Problem to work on> Copy each line that has the string "minha" somewhere in it.

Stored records
§

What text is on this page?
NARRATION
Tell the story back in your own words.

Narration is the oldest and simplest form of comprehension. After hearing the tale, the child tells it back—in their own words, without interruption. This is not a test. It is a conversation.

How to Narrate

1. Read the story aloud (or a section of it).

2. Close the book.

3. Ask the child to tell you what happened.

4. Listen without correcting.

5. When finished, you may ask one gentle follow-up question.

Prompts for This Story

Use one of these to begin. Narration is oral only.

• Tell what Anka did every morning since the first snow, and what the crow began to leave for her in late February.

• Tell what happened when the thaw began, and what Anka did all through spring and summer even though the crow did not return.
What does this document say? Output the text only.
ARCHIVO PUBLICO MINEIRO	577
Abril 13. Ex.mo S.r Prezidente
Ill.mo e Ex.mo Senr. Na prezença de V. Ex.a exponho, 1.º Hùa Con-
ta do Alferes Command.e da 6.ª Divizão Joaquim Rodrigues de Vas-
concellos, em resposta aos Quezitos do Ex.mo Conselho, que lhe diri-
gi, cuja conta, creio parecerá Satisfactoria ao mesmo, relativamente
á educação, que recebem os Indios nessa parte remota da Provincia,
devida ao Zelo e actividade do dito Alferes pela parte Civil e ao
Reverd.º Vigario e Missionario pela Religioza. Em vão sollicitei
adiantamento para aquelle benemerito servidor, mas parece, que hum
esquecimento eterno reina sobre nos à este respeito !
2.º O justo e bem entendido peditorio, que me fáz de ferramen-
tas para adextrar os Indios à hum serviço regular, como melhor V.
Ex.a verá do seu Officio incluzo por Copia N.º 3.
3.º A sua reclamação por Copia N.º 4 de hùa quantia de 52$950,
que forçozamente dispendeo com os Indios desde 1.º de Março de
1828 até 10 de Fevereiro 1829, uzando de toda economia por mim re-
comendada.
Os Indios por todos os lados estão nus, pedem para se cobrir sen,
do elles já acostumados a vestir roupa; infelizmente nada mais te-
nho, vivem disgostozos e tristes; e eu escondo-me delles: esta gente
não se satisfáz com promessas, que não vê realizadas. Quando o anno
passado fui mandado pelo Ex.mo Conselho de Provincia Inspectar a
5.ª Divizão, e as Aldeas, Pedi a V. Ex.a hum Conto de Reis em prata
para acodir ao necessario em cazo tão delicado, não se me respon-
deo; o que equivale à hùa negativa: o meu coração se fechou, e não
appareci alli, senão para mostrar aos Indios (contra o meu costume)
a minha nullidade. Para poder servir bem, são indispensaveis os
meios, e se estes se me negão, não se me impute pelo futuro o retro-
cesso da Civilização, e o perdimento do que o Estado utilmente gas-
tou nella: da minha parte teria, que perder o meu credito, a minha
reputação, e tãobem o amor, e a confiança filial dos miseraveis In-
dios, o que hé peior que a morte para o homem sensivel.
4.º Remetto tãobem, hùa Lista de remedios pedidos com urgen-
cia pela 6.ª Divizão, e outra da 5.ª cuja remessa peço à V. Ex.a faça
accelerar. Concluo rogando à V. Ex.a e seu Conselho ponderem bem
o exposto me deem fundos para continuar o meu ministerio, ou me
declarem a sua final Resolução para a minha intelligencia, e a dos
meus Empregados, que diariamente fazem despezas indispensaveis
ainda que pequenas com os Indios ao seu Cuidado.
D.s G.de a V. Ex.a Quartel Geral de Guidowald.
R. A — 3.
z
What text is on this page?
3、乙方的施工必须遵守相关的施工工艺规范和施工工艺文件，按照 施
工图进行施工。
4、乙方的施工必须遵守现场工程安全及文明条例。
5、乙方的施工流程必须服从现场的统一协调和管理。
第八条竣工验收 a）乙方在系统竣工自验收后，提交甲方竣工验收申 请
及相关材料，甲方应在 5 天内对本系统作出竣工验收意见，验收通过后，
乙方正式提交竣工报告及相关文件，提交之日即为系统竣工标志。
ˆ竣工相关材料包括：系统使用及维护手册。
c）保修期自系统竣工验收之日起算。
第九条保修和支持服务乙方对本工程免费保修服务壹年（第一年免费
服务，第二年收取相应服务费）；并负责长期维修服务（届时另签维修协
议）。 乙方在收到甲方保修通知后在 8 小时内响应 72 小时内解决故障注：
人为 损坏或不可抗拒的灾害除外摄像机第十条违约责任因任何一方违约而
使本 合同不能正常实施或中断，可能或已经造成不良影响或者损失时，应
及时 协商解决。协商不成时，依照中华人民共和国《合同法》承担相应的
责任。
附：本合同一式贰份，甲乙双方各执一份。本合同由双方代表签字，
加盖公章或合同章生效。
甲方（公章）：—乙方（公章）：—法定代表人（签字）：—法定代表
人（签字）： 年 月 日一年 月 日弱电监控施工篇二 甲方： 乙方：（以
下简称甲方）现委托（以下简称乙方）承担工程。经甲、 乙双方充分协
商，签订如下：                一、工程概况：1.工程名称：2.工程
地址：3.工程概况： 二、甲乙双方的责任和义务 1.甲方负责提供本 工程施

§

Worked solution>
a minha nullidade. Para poder servir bem, são indispensaveis os
tou nella: da minha parte teria, que perder o meu credito, a minha
declarem a sua final Resolução para a minha intelligencia, e a dos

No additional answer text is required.